(Box coordinate listings)
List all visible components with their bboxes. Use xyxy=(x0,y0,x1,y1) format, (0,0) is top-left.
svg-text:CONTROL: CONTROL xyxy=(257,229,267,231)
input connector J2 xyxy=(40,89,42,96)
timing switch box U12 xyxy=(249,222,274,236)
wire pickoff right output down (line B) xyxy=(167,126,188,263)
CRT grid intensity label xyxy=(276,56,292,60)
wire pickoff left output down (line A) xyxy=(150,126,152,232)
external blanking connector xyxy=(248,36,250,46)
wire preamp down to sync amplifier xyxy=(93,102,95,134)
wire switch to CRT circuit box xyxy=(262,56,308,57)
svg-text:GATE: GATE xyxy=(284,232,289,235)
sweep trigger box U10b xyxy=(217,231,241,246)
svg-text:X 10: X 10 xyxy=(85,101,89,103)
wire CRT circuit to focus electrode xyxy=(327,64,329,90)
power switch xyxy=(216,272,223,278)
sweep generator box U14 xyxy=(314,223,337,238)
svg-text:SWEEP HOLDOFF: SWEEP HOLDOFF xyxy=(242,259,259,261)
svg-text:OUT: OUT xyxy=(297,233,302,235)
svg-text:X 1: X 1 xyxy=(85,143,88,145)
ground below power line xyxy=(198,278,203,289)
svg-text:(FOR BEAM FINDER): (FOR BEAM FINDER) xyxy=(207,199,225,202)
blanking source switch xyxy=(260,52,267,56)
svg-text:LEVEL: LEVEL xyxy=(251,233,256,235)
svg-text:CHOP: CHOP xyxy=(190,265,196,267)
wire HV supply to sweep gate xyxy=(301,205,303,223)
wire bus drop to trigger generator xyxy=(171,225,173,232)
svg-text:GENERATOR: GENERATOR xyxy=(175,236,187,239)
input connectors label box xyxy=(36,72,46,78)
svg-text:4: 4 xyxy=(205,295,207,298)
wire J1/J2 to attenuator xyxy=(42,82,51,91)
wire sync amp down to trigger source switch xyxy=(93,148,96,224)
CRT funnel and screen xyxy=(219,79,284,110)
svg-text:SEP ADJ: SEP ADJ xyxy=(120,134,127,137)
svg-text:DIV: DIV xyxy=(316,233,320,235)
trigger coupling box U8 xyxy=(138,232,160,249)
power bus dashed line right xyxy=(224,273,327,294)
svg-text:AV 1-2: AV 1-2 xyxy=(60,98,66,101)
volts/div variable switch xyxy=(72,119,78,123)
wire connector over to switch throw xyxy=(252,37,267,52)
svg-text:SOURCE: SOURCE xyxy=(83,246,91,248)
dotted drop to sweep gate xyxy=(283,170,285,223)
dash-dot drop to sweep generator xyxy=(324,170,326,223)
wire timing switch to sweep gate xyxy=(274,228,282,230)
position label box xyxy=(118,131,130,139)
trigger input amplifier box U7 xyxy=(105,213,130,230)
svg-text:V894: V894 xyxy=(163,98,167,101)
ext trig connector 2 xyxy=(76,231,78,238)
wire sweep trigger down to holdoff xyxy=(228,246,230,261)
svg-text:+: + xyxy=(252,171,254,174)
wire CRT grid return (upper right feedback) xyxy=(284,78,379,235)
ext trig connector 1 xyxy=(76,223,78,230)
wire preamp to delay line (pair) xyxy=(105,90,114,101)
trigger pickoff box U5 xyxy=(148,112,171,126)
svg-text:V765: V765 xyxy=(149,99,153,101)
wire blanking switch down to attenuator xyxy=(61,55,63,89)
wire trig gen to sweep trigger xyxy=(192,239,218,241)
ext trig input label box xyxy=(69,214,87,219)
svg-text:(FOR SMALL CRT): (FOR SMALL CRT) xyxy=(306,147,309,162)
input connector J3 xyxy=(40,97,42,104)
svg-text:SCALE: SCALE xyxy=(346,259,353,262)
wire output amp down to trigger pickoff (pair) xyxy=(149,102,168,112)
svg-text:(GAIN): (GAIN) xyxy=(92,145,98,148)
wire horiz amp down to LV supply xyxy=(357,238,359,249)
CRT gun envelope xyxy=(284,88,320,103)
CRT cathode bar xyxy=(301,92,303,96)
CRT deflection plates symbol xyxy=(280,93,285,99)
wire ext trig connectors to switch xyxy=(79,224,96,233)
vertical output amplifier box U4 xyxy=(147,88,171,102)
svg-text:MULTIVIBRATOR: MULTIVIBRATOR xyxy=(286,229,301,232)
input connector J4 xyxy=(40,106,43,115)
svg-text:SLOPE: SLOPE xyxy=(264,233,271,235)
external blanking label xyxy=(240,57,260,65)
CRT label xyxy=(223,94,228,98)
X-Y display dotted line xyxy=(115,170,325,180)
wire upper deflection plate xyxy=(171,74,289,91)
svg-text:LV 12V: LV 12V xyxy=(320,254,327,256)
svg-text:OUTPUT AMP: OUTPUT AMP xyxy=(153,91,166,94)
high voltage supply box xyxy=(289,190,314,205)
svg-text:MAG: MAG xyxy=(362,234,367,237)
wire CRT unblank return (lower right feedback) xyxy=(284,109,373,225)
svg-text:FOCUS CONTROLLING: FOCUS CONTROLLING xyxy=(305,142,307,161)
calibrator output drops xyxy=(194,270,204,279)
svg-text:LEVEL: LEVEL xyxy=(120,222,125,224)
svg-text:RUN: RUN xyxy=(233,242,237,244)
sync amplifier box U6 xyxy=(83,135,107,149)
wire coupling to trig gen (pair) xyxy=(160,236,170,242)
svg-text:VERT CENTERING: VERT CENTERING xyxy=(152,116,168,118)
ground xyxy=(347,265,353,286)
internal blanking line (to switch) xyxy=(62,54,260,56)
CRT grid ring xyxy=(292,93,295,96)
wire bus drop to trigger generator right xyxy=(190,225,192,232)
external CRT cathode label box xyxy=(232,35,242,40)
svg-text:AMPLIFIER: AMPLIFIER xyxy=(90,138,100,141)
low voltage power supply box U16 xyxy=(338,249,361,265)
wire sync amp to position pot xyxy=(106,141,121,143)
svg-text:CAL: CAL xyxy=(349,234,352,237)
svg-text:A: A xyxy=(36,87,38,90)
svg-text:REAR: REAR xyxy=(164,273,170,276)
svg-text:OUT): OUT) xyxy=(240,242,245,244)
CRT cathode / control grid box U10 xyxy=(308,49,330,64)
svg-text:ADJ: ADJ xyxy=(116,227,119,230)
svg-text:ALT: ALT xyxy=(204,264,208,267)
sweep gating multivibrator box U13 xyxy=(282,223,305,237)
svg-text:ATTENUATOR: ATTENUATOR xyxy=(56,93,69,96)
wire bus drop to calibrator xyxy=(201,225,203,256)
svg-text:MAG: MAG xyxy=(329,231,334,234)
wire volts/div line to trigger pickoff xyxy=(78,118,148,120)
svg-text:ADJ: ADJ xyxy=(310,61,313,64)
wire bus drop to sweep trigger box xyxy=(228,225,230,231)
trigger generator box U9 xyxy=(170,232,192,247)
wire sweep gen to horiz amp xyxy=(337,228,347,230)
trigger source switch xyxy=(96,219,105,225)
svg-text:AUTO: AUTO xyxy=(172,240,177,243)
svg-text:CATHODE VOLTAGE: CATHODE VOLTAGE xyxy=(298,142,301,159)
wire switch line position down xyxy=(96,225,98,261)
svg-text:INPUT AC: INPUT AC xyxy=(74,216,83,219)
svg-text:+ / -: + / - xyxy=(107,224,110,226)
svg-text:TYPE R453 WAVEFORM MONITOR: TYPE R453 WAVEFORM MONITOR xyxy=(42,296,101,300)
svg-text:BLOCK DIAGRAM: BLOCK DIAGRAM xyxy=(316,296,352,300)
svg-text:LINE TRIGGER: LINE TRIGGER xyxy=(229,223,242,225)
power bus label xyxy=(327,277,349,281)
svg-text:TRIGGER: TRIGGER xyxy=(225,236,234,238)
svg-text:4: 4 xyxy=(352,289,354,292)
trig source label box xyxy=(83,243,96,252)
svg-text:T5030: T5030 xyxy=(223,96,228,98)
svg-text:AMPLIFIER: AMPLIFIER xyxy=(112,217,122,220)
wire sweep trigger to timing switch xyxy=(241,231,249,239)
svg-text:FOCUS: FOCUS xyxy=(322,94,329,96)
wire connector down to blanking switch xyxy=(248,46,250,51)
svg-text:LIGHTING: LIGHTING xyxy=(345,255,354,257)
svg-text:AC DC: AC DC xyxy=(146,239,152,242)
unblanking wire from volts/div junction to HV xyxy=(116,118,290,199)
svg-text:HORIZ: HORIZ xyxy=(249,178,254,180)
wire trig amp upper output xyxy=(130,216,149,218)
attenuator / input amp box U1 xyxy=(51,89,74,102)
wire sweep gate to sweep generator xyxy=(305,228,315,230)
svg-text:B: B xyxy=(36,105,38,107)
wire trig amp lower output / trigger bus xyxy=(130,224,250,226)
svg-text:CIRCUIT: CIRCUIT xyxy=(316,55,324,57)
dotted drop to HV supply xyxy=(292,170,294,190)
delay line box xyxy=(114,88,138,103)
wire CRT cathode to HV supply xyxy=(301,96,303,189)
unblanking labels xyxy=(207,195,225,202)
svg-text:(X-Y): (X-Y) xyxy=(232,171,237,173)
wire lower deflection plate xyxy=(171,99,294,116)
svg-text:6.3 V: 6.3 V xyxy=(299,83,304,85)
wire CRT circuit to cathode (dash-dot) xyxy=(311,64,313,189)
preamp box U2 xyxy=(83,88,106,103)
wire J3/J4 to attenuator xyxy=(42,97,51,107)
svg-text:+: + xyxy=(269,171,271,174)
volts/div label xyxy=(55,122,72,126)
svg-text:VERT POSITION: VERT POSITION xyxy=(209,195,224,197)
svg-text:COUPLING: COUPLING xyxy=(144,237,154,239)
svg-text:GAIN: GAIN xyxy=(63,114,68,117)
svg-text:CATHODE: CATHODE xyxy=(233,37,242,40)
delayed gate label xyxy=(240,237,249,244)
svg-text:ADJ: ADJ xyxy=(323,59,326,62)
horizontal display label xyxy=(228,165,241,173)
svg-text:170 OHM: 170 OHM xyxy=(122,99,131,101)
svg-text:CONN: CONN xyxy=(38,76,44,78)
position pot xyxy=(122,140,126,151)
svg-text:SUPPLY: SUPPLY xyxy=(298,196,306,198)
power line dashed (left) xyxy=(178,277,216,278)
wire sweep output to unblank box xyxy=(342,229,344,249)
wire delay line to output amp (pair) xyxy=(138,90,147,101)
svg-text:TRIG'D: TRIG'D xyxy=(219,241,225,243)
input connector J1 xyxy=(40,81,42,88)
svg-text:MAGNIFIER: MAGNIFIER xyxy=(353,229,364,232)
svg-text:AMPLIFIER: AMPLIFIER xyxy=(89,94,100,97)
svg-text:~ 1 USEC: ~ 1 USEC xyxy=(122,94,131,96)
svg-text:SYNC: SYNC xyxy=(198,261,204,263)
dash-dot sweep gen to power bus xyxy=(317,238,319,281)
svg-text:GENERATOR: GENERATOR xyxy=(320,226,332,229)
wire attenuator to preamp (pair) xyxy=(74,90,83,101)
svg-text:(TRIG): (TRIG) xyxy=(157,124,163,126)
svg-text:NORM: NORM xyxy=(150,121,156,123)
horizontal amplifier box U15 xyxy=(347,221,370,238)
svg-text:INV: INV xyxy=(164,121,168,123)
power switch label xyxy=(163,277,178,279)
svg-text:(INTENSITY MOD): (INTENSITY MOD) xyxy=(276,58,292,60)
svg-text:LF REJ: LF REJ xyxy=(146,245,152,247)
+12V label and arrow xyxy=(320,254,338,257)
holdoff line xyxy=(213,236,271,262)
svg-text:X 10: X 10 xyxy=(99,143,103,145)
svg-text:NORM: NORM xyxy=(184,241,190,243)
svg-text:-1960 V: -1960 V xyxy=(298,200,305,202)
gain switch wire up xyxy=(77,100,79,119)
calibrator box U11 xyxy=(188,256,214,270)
...
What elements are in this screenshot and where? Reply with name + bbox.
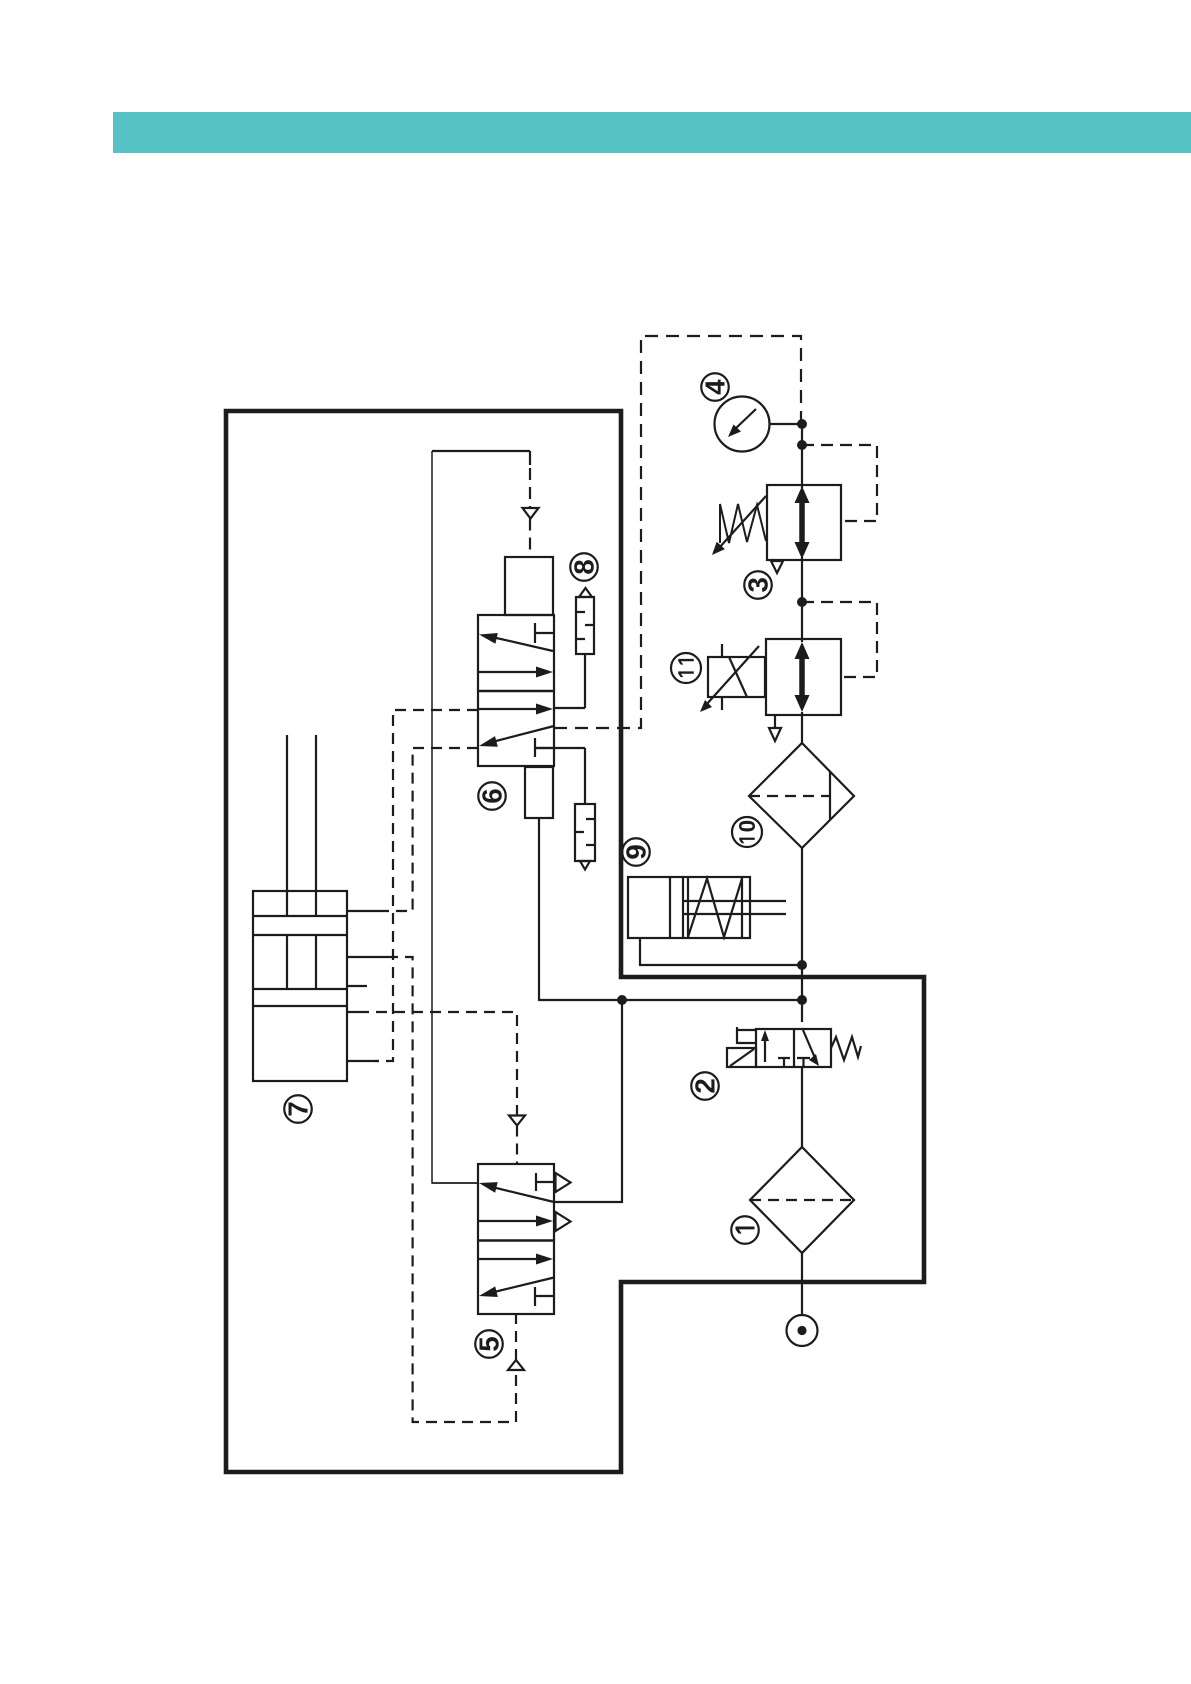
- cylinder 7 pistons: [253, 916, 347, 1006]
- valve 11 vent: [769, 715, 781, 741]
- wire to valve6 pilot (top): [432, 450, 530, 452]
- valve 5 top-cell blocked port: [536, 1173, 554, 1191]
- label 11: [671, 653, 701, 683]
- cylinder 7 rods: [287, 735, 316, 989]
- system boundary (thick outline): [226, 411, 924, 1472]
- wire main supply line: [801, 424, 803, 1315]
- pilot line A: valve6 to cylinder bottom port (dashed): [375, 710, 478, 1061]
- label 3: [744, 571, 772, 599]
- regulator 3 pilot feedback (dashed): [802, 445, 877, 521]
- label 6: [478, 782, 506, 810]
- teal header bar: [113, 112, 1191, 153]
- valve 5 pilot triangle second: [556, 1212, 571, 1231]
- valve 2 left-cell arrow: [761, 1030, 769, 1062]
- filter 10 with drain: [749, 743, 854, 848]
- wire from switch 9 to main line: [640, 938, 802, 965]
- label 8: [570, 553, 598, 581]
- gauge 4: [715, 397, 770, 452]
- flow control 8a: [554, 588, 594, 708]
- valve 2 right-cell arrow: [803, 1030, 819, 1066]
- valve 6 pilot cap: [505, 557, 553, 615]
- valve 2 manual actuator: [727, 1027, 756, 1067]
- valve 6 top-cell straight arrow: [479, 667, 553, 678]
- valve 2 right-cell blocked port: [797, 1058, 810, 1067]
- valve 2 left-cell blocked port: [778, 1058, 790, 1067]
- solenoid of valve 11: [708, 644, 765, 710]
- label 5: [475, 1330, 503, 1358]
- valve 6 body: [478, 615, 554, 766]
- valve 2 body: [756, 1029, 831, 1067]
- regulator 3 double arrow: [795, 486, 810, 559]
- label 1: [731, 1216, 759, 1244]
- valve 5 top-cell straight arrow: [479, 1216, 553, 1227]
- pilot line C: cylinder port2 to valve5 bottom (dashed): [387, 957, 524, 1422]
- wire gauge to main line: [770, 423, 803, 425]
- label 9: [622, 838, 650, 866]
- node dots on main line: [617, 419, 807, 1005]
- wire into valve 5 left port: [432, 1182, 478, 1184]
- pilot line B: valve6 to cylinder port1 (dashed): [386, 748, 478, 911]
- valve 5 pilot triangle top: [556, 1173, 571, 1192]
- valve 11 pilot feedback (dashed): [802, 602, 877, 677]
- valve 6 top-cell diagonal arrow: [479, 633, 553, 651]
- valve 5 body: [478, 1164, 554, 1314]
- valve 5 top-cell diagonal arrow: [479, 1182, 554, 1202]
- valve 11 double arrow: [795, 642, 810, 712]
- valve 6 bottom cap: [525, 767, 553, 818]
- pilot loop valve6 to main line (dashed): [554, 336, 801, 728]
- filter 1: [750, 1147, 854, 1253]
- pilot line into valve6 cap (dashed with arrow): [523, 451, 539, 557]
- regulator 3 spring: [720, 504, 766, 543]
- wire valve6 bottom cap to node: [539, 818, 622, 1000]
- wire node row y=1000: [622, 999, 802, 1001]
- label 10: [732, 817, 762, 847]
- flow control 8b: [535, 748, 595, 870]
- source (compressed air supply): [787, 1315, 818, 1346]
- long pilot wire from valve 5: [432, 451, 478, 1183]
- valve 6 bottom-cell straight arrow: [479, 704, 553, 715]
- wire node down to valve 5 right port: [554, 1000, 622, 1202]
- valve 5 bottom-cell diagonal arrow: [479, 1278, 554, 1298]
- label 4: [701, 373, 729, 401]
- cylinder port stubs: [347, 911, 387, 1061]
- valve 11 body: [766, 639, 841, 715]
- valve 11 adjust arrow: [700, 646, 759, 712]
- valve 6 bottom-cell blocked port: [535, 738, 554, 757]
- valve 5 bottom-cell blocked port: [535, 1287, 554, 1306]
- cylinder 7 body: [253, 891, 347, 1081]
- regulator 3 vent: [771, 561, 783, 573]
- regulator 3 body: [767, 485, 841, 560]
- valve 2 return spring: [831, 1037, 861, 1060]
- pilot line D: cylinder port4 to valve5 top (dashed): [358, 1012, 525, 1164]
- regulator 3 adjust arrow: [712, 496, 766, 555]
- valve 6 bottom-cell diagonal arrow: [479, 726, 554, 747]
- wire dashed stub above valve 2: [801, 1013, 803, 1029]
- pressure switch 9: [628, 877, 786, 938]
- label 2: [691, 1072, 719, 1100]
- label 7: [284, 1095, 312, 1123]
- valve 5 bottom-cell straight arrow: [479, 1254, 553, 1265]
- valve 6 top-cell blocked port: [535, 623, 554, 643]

Written exercise: Please reproduce the lines of the material above without any change, starting at the line containing "- cylinder 7 pistons: [253, 916, 347, 1006]" and ending at the line containing "- valve 2 left-cell arrow: [761, 1030, 769, 1062]", with both of those lines included.

Final result:
- cylinder 7 pistons: [253, 916, 347, 1006]
- valve 11 vent: [769, 715, 781, 741]
- wire to valve6 pilot (top): [432, 450, 530, 452]
- valve 5 top-cell blocked port: [536, 1173, 554, 1191]
- label 11: [671, 653, 701, 683]
- cylinder 7 rods: [287, 735, 316, 989]
- system boundary (thick outline): [226, 411, 924, 1472]
- wire main supply line: [801, 424, 803, 1315]
- pilot line A: valve6 to cylinder bottom port (dashed): [375, 710, 478, 1061]
- label 3: [744, 571, 772, 599]
- regulator 3 pilot feedback (dashed): [802, 445, 877, 521]
- label 6: [478, 782, 506, 810]
- teal header bar: [113, 112, 1191, 153]
- valve 5 pilot triangle second: [556, 1212, 571, 1231]
- valve 2 left-cell arrow: [761, 1030, 769, 1062]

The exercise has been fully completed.